Start Listed records

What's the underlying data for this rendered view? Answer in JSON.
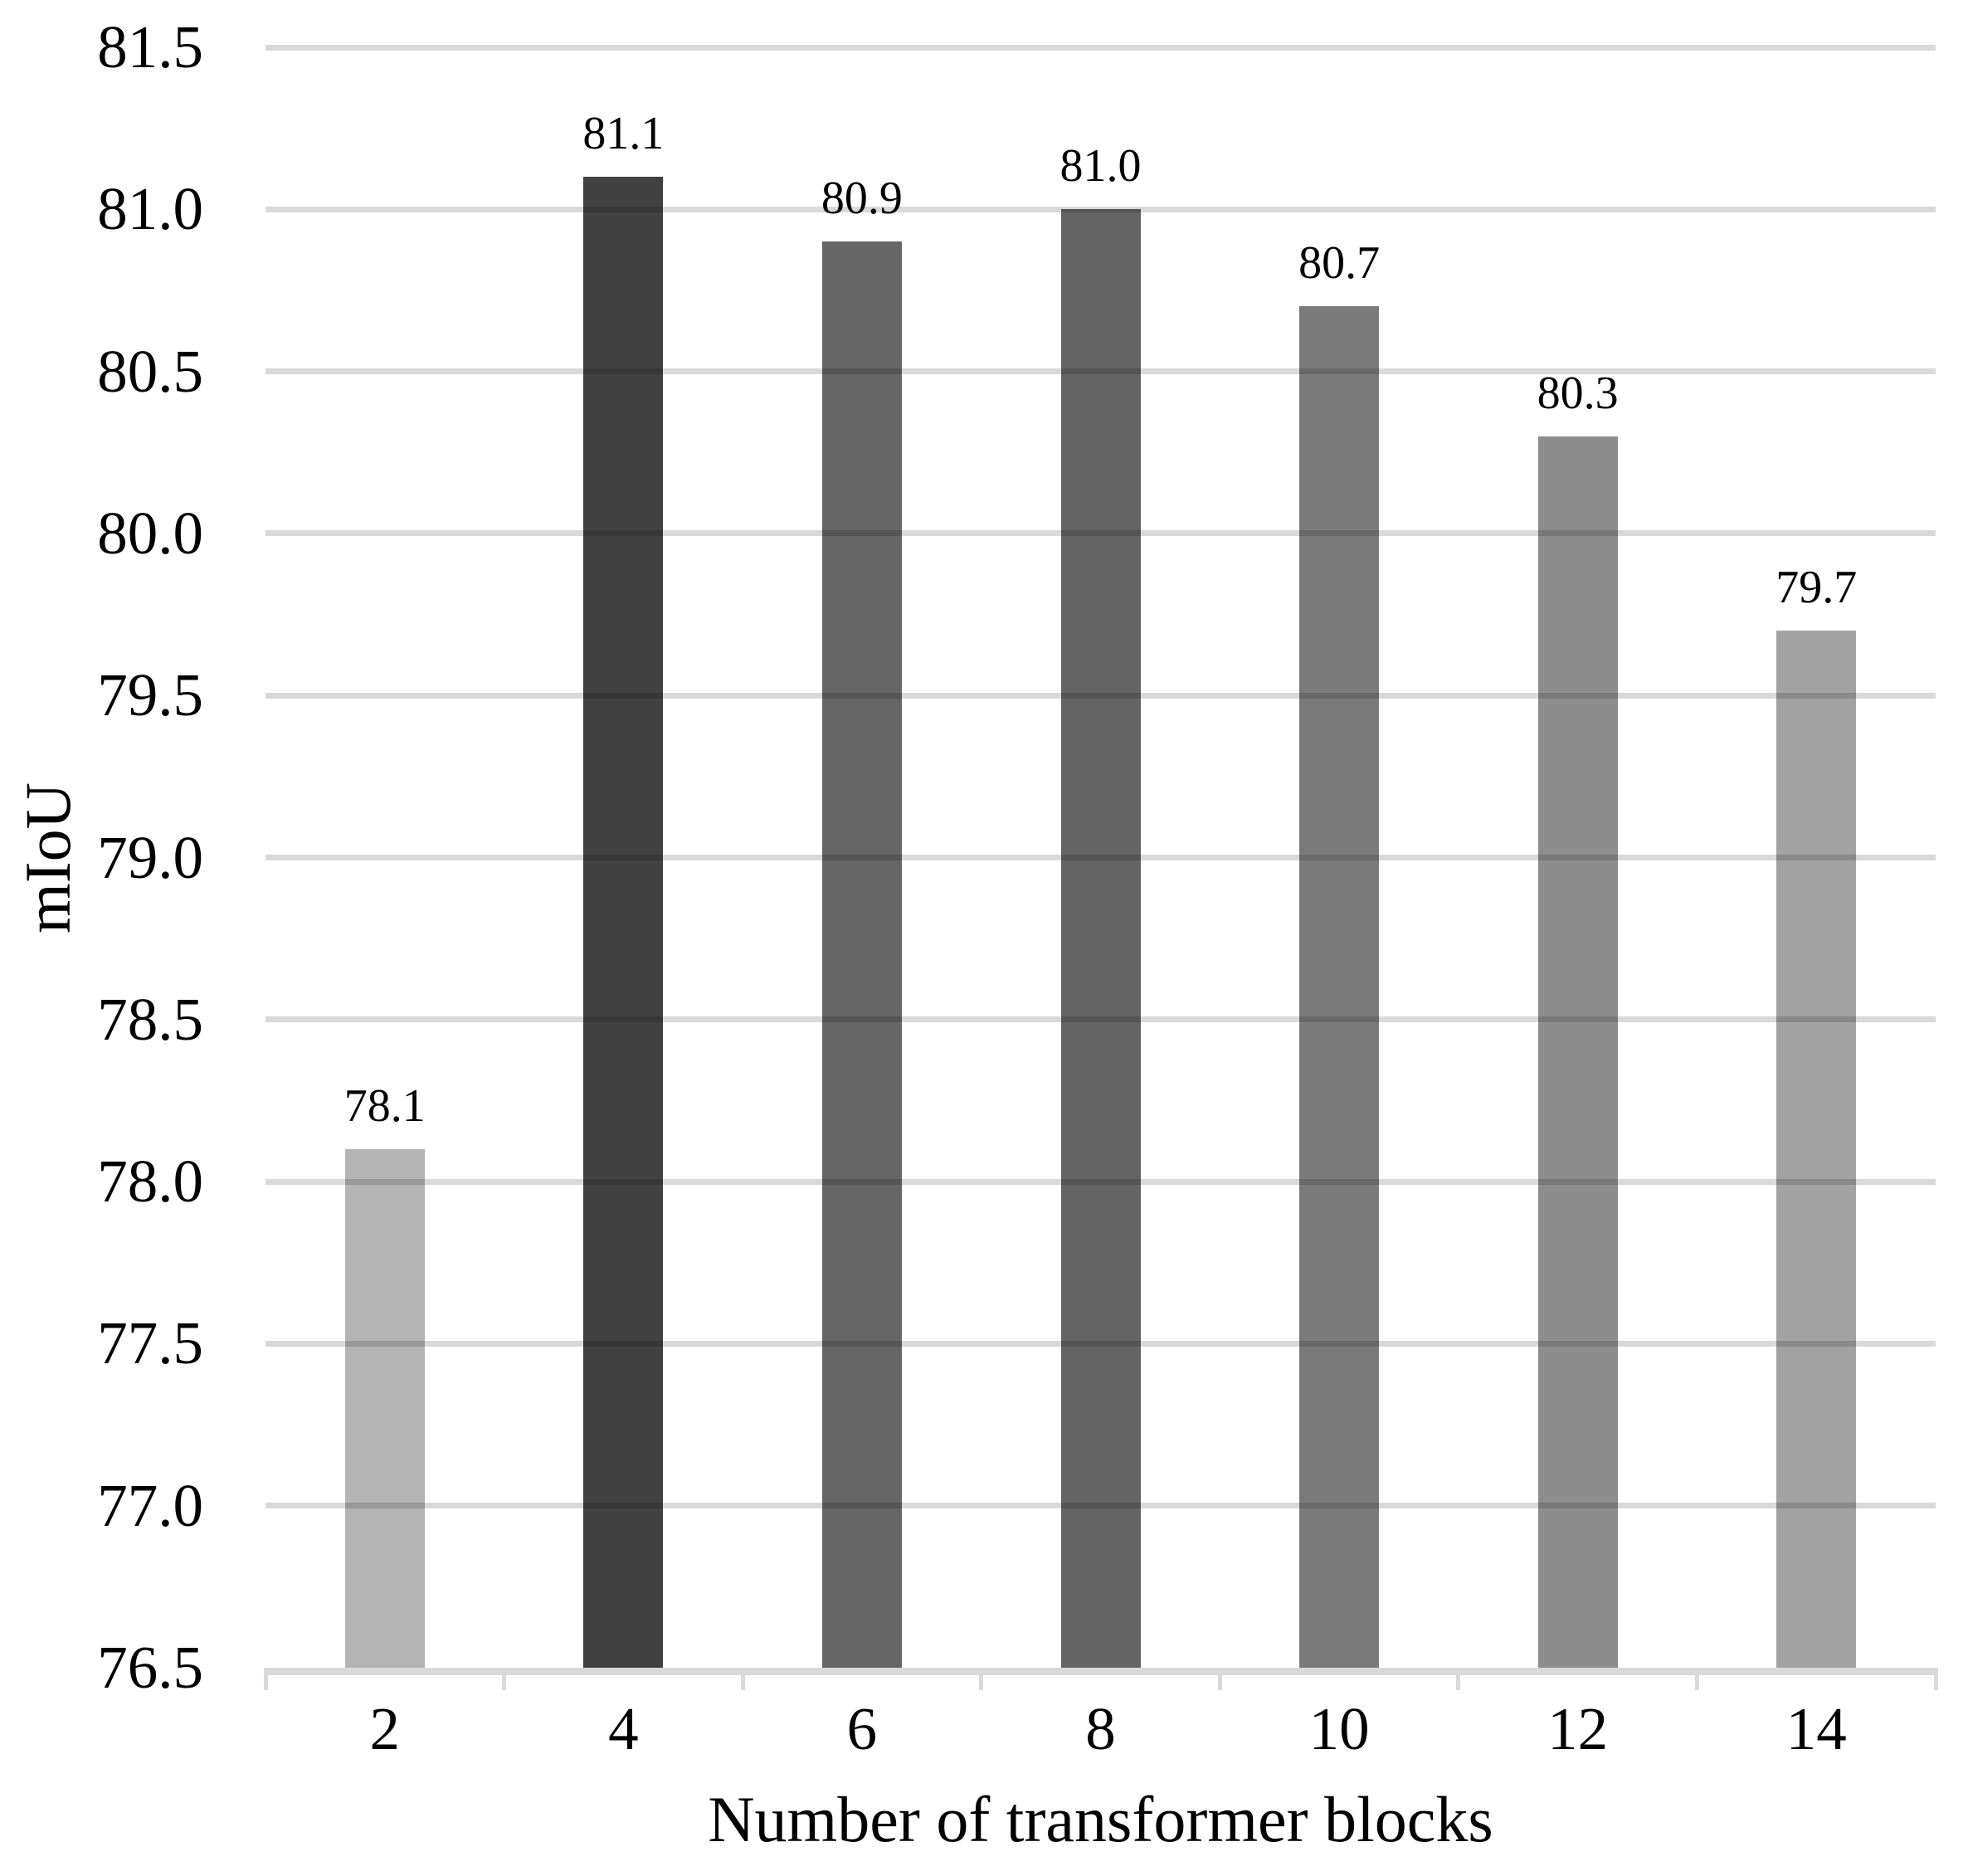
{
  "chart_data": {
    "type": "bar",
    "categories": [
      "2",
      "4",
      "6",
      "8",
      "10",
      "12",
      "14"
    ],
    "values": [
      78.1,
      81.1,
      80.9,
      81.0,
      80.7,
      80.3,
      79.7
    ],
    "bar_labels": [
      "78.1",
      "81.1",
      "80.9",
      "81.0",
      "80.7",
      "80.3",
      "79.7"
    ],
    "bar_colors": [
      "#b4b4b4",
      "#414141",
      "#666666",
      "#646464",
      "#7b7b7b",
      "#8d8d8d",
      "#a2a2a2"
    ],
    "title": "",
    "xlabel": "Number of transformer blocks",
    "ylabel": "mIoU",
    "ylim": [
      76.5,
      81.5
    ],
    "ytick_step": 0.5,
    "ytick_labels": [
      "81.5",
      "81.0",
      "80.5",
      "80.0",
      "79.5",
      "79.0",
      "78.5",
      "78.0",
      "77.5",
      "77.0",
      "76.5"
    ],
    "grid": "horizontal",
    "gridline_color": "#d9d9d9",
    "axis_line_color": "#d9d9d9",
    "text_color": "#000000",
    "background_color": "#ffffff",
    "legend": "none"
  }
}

End Listed records
Start Listed records

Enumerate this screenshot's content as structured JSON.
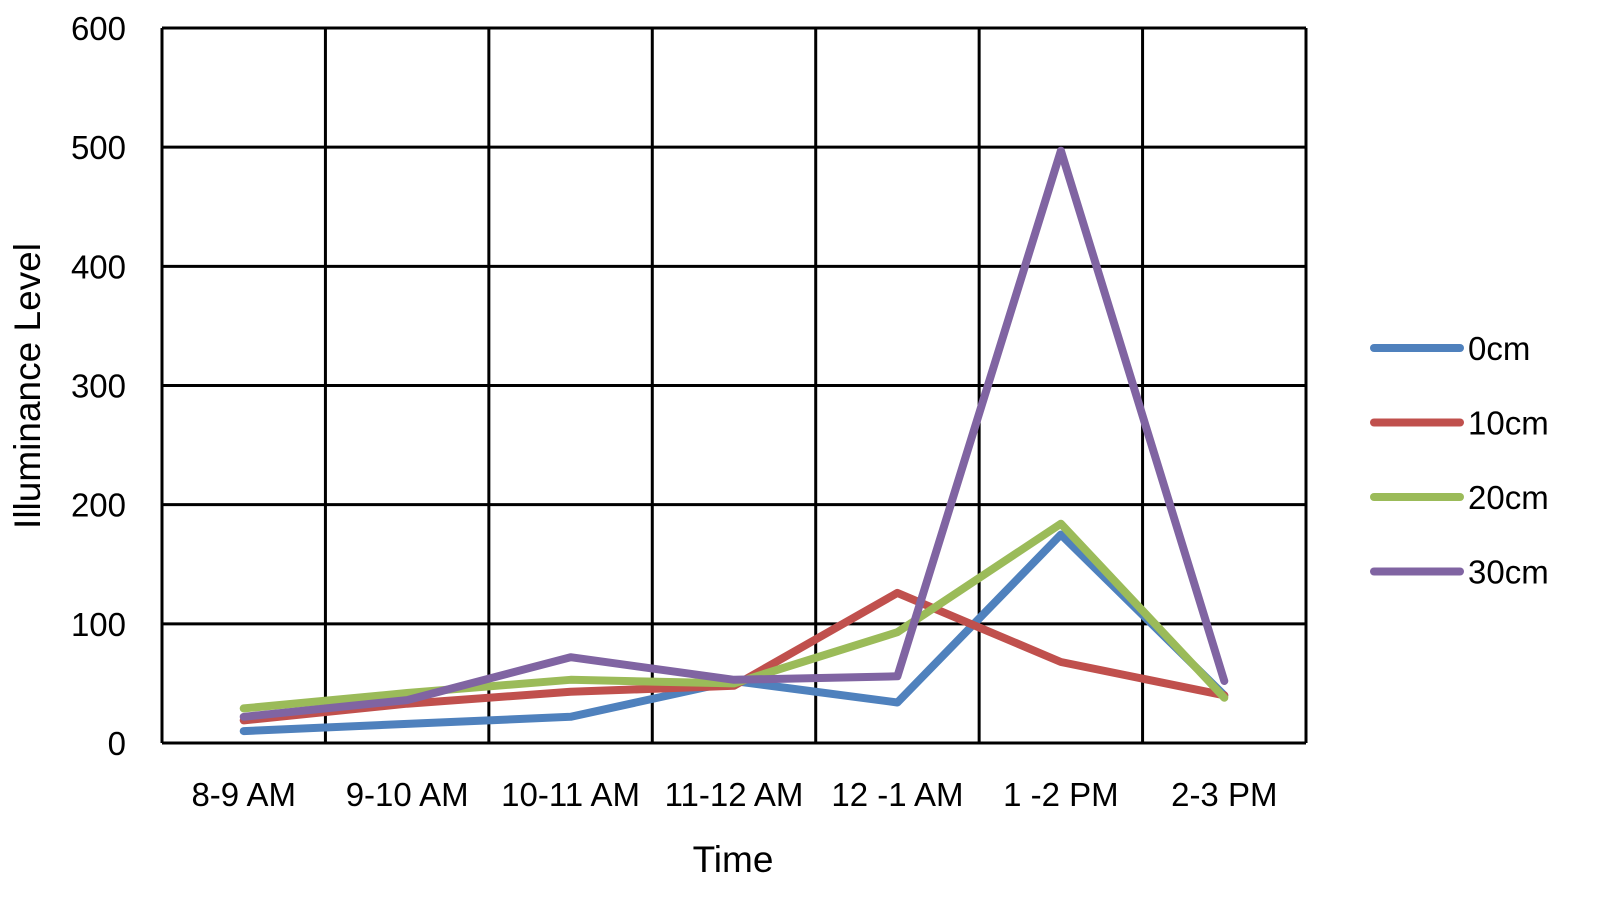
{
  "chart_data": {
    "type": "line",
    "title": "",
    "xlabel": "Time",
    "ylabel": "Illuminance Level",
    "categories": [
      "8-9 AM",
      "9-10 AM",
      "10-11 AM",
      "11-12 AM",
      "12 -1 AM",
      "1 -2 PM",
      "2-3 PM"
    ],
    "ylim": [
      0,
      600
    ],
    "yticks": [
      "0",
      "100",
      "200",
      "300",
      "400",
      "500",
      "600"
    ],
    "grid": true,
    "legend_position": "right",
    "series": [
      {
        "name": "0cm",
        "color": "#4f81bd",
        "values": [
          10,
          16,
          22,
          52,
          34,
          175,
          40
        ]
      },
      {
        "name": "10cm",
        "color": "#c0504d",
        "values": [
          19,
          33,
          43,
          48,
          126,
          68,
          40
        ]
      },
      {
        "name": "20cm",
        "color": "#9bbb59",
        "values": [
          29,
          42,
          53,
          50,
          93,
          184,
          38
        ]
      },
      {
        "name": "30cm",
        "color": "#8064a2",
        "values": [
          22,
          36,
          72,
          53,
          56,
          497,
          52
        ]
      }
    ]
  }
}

End Listed records
Start Listed records

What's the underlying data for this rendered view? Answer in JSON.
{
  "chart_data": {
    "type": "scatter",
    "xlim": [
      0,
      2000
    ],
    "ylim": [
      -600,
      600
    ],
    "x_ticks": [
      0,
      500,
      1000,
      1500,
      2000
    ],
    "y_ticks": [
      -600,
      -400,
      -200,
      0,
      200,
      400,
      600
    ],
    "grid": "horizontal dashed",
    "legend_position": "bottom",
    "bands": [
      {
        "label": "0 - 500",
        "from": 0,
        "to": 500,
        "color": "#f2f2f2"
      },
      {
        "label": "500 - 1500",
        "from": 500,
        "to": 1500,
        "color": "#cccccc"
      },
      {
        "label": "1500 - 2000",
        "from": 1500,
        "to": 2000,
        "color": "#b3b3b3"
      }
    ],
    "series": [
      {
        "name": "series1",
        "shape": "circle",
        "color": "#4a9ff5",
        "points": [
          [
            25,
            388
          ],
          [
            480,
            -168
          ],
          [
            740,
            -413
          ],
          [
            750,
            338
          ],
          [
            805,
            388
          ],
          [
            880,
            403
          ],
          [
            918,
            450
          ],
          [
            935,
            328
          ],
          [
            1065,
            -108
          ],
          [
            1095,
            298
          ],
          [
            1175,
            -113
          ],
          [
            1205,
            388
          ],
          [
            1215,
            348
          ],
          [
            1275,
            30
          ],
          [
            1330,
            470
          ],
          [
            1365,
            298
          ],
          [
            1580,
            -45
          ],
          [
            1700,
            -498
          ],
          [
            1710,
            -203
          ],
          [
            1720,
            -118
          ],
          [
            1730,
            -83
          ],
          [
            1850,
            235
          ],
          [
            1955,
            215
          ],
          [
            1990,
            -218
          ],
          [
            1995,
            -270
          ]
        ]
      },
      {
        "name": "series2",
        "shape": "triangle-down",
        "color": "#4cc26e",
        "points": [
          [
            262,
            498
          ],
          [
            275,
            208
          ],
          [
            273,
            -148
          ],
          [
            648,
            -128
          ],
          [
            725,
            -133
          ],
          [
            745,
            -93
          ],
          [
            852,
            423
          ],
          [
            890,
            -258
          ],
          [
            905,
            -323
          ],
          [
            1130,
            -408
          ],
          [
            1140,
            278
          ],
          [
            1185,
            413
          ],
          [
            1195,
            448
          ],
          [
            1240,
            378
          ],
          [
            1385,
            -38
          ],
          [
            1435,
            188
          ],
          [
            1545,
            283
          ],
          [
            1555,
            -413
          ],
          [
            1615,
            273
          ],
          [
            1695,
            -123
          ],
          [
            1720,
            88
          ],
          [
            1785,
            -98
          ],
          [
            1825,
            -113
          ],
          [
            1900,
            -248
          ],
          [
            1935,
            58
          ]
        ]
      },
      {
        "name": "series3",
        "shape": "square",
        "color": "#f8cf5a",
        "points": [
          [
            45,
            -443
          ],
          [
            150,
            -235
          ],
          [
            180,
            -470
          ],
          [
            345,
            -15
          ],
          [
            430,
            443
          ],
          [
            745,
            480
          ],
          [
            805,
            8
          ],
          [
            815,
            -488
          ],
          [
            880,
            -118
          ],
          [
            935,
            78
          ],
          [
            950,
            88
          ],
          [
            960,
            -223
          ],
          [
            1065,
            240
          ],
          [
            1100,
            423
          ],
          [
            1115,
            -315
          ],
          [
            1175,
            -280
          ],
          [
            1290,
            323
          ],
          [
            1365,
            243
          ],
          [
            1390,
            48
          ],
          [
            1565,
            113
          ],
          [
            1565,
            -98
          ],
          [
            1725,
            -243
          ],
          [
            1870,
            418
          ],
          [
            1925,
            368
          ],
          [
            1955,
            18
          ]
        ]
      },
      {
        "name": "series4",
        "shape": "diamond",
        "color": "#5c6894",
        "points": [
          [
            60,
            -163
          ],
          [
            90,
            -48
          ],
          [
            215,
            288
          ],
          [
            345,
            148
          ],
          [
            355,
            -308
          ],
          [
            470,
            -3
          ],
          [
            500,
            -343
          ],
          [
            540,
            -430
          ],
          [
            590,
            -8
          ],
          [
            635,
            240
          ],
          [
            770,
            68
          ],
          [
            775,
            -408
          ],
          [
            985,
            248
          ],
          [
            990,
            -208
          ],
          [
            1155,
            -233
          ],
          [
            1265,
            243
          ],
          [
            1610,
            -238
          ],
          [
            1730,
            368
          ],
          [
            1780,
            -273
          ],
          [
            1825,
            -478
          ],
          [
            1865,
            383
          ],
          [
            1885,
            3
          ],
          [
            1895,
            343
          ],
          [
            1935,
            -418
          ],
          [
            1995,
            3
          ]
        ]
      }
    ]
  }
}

End Listed records

Short exercise - Pull out every line above that holds the word "ylabel".

Correct response -
    "ylabel": "mIoU",
    "ylabel": "Illuminance Level",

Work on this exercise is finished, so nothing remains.